** START OF Input material **

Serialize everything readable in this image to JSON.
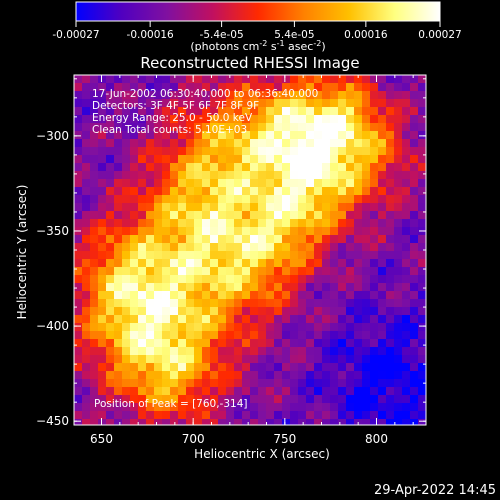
{
  "colorbar": {
    "ticks": [
      "-0.00027",
      "-0.00016",
      "-5.4e-05",
      "5.4e-05",
      "0.00016",
      "0.00027"
    ],
    "tick_values": [
      -0.00027,
      -0.00016,
      -5.4e-05,
      5.4e-05,
      0.00016,
      0.00027
    ],
    "range": [
      -0.00027,
      0.00027
    ],
    "units_main": "(photons cm",
    "units_sup1": "-2",
    "units_mid1": " s",
    "units_sup2": "-1",
    "units_mid2": " asec",
    "units_sup3": "-2",
    "units_end": ")",
    "colormap": [
      "#0000ff",
      "#5000c0",
      "#8010a0",
      "#c01060",
      "#ff2a00",
      "#ff8000",
      "#ffc000",
      "#ffff80",
      "#ffffff"
    ]
  },
  "chart_data": {
    "type": "heatmap",
    "title": "Reconstructed RHESSI Image",
    "xlabel": "Heliocentric X (arcsec)",
    "ylabel": "Heliocentric Y (arcsec)",
    "xlim": [
      635,
      827
    ],
    "ylim": [
      -452,
      -268
    ],
    "xticks": [
      650,
      700,
      750,
      800
    ],
    "yticks": [
      -300,
      -350,
      -400,
      -450
    ],
    "xtick_labels": [
      "650",
      "700",
      "750",
      "800"
    ],
    "ytick_labels": [
      "−300",
      "−350",
      "−400",
      "−450"
    ],
    "info_lines": [
      "17-Jun-2002 06:30:40.000 to 06:36:40.000",
      "Detectors: 3F 4F 5F 6F 7F 8F 9F",
      "Energy Range: 25.0 - 50.0 keV",
      "Clean    Total counts: 5.10E+03"
    ],
    "peak_label": "Position of Peak = [760,-314]",
    "peak": [
      760,
      -314
    ]
  },
  "footer": {
    "date": "29-Apr-2022 14:45"
  }
}
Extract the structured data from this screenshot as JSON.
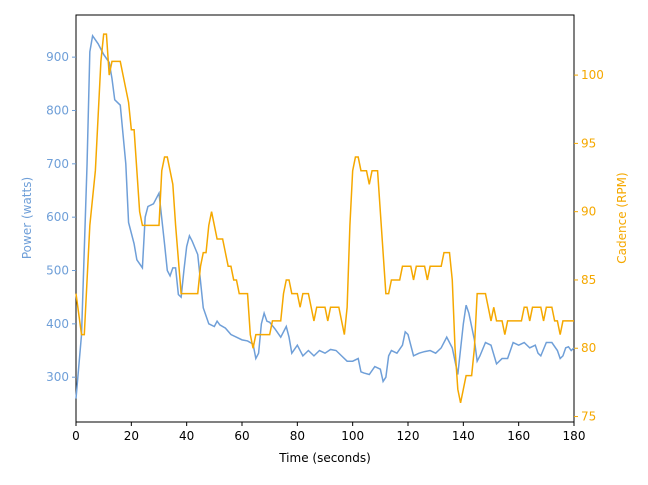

** END OF Input material **

» **Given problem**:
Give the data above again in full and unchanged, skipping the pictures.

» **Task solution**:
Serialize everything readable in this image to JSON.
{
  "colorbar": {
    "ticks": [
      "-0.00027",
      "-0.00016",
      "-5.4e-05",
      "5.4e-05",
      "0.00016",
      "0.00027"
    ],
    "tick_values": [
      -0.00027,
      -0.00016,
      -5.4e-05,
      5.4e-05,
      0.00016,
      0.00027
    ],
    "range": [
      -0.00027,
      0.00027
    ],
    "units_main": "(photons cm",
    "units_sup1": "-2",
    "units_mid1": " s",
    "units_sup2": "-1",
    "units_mid2": " asec",
    "units_sup3": "-2",
    "units_end": ")",
    "colormap": [
      "#0000ff",
      "#5000c0",
      "#8010a0",
      "#c01060",
      "#ff2a00",
      "#ff8000",
      "#ffc000",
      "#ffff80",
      "#ffffff"
    ]
  },
  "chart_data": {
    "type": "heatmap",
    "title": "Reconstructed RHESSI Image",
    "xlabel": "Heliocentric X (arcsec)",
    "ylabel": "Heliocentric Y (arcsec)",
    "xlim": [
      635,
      827
    ],
    "ylim": [
      -452,
      -268
    ],
    "xticks": [
      650,
      700,
      750,
      800
    ],
    "yticks": [
      -300,
      -350,
      -400,
      -450
    ],
    "xtick_labels": [
      "650",
      "700",
      "750",
      "800"
    ],
    "ytick_labels": [
      "−300",
      "−350",
      "−400",
      "−450"
    ],
    "info_lines": [
      "17-Jun-2002 06:30:40.000 to 06:36:40.000",
      "Detectors: 3F 4F 5F 6F 7F 8F 9F",
      "Energy Range: 25.0 - 50.0 keV",
      "Clean    Total counts: 5.10E+03"
    ],
    "peak_label": "Position of Peak = [760,-314]",
    "peak": [
      760,
      -314
    ]
  },
  "footer": {
    "date": "29-Apr-2022 14:45"
  }
}
Extract the structured data from this screenshot as JSON.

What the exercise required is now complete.